Given problem :: State only how many lines contain the string "themis".

Dataset ::

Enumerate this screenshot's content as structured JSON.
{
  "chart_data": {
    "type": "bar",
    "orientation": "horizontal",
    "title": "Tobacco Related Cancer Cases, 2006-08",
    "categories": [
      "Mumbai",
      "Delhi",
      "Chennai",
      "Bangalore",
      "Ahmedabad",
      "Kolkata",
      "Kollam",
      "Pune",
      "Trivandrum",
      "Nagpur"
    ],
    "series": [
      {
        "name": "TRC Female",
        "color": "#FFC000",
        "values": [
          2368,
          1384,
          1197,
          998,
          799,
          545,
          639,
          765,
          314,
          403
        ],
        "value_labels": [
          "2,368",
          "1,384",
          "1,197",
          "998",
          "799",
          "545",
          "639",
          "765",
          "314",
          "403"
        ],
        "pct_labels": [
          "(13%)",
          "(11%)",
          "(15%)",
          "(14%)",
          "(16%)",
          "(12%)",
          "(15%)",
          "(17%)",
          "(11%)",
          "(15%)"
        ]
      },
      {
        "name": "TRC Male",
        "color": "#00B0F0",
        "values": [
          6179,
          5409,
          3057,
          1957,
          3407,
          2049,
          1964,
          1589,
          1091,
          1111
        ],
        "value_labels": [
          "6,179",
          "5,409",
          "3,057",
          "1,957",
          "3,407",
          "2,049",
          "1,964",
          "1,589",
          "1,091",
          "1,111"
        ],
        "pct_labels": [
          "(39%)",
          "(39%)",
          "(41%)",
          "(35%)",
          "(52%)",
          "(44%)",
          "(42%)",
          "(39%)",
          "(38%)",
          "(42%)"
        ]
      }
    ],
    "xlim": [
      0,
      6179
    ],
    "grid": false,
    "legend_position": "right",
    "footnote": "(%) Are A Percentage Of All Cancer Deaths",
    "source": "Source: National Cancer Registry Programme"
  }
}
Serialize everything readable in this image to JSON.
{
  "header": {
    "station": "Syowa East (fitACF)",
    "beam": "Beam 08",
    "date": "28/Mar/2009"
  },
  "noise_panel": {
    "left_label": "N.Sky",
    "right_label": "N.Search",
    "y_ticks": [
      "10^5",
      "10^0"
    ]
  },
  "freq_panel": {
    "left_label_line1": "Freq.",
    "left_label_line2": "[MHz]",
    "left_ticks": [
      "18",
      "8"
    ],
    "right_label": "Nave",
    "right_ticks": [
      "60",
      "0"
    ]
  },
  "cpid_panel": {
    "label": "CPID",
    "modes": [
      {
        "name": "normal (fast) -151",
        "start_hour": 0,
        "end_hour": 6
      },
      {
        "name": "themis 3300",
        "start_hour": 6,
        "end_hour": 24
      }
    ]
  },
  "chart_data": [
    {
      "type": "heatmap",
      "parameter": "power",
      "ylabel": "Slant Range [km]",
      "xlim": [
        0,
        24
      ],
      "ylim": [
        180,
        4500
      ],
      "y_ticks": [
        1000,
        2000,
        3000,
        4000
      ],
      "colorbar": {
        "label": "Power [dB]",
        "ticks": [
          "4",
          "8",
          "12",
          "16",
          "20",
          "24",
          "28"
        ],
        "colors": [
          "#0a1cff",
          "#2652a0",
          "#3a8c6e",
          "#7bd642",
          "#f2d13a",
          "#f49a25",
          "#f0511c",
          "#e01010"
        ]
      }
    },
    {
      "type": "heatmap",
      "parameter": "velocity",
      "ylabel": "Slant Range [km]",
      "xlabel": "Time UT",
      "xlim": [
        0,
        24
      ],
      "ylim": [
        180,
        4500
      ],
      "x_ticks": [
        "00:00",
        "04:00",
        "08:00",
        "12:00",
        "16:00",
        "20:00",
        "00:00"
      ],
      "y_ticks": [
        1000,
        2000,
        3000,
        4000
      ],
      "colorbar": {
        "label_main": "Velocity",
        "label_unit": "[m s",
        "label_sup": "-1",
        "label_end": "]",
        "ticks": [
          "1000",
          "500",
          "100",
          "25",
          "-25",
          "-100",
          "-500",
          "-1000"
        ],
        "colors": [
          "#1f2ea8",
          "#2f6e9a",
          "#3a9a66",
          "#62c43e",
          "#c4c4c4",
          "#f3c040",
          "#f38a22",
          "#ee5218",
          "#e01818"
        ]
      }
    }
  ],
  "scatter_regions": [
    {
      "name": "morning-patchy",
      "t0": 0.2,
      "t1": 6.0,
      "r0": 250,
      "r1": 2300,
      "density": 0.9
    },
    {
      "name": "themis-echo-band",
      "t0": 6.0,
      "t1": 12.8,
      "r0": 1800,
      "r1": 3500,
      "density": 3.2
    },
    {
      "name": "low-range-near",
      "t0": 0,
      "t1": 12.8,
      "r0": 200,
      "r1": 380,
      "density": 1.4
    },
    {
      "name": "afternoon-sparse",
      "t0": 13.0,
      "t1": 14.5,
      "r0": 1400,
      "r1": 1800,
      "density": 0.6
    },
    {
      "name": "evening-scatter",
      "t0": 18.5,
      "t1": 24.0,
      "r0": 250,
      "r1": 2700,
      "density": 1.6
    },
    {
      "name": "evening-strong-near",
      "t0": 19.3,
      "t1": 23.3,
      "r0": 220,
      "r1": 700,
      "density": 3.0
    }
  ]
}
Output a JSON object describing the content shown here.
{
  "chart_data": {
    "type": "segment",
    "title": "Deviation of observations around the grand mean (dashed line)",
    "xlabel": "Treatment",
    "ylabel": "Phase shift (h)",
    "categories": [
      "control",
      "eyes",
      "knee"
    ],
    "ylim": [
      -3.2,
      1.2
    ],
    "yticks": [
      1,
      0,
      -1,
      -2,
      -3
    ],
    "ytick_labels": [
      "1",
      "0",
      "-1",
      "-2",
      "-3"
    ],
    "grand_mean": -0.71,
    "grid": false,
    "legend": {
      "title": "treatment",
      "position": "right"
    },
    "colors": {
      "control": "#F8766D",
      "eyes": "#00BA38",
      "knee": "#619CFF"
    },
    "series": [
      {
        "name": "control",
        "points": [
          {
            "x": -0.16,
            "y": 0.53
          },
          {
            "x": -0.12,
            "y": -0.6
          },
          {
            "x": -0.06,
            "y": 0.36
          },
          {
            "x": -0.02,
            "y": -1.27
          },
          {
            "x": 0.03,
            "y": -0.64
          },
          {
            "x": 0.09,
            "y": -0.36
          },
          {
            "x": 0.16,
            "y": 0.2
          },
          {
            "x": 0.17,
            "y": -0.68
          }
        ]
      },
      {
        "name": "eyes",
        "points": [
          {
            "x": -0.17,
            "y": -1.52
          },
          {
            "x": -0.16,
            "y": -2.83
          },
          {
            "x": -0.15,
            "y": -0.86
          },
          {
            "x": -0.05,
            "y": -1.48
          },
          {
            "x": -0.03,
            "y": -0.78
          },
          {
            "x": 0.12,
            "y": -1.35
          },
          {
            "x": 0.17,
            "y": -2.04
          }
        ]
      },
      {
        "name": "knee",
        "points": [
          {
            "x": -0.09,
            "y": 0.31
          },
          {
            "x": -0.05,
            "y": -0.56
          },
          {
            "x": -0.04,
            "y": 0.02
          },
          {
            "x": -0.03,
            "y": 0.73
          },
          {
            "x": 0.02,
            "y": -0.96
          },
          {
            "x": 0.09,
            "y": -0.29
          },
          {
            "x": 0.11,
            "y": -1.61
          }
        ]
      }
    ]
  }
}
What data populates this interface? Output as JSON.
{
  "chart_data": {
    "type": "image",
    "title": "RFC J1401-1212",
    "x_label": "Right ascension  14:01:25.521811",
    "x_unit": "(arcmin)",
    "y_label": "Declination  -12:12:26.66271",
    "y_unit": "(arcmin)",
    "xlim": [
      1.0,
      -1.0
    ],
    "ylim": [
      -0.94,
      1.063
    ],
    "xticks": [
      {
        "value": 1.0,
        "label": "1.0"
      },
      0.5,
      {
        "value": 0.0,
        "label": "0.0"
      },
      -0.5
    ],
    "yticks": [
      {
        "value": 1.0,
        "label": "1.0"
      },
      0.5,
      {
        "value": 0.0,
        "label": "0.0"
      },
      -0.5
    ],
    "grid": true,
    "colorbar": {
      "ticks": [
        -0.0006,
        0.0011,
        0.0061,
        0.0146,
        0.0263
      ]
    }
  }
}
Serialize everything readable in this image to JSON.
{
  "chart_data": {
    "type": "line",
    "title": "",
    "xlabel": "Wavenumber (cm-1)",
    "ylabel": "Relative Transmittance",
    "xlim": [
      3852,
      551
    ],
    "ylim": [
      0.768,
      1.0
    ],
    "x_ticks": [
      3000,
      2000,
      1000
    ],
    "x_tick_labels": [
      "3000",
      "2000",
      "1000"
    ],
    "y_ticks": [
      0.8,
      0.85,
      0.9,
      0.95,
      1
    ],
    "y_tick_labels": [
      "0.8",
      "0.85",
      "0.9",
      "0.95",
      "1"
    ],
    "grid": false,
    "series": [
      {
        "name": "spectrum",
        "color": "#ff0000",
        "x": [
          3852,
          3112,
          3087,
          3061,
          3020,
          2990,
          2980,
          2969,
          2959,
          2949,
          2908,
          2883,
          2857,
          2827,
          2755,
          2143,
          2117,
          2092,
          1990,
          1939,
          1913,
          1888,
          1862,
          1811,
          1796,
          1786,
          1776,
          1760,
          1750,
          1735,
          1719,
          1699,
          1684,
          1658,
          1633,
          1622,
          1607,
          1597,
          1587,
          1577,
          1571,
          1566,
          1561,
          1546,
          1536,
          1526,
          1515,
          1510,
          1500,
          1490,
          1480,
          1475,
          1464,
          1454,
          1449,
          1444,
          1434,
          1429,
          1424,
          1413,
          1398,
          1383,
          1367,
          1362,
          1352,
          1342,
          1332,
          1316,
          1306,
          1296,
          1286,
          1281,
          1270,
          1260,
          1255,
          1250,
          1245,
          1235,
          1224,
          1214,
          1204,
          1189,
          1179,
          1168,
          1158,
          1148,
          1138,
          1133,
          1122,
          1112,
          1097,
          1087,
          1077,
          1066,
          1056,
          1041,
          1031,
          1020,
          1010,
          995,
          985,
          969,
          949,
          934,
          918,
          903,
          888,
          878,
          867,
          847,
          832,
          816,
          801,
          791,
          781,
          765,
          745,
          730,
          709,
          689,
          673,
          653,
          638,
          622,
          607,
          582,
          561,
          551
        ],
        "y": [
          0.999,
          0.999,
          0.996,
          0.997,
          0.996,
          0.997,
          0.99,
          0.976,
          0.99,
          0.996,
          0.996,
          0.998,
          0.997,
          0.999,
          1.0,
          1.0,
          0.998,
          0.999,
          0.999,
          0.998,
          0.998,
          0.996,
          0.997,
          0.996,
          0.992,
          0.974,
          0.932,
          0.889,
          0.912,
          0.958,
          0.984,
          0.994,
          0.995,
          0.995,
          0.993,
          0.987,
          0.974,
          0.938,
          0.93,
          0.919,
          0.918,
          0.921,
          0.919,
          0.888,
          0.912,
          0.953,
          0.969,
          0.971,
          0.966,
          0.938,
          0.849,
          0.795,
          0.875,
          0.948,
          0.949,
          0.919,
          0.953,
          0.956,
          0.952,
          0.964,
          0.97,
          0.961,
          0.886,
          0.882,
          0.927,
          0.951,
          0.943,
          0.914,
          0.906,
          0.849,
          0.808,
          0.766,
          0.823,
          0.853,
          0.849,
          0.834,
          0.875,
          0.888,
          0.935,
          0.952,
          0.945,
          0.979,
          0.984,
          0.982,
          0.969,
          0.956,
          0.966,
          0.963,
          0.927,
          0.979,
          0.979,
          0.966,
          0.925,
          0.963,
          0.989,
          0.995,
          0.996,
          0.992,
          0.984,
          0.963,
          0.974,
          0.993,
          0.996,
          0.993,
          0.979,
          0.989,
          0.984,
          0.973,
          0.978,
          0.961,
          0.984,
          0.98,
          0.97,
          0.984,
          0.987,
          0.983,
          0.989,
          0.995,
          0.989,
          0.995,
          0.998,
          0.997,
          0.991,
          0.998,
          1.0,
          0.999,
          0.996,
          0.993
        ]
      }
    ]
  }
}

Exercise answer :: 2